**Record set**.

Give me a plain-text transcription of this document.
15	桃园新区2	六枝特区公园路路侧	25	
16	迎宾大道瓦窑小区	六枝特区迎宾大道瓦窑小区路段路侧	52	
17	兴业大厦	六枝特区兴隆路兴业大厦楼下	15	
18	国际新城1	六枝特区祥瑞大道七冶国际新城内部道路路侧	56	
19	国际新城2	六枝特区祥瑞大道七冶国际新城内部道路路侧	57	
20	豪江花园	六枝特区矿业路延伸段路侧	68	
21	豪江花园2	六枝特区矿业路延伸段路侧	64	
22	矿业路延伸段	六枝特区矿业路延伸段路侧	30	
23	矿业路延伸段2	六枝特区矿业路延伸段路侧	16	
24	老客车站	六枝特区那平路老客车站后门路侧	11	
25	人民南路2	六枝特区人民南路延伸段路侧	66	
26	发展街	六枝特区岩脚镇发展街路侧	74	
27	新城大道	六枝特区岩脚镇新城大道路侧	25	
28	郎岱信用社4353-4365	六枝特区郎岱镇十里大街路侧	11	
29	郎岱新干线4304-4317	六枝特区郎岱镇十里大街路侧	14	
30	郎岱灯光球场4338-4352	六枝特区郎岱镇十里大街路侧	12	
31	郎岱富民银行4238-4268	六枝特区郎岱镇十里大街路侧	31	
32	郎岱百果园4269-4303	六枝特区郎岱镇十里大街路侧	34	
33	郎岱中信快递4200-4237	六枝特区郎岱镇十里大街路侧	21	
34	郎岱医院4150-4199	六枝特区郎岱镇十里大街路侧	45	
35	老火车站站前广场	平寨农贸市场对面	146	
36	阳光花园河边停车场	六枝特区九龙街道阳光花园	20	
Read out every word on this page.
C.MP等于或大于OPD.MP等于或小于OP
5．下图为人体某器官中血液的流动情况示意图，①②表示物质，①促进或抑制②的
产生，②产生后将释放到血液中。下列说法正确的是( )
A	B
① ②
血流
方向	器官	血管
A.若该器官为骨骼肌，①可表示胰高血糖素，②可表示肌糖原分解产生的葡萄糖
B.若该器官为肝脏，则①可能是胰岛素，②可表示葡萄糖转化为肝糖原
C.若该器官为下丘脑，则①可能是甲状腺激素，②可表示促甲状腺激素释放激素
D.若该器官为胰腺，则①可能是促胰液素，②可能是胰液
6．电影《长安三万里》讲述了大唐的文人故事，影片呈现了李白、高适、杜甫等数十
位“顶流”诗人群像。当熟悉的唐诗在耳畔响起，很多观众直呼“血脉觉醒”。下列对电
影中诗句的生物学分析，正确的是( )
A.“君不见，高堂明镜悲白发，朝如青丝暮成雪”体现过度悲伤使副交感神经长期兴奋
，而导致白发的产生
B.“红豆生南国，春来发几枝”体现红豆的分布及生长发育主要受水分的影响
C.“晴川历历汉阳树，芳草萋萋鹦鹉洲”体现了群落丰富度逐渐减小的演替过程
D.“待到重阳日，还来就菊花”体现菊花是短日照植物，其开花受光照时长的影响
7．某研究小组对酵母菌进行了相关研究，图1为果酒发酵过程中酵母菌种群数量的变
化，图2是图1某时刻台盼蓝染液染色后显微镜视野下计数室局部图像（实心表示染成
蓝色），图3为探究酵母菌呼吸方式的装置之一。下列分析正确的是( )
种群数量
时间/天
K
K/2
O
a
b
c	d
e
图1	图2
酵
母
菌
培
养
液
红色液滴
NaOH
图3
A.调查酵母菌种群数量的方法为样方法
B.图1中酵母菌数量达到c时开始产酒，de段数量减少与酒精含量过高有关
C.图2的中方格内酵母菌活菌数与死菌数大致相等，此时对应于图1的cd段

**Task to complete**.
Among the lines of the data above, count those holding "六枝特区矿业路延伸段路侧" and state only the number.

**Answer to this task**.
4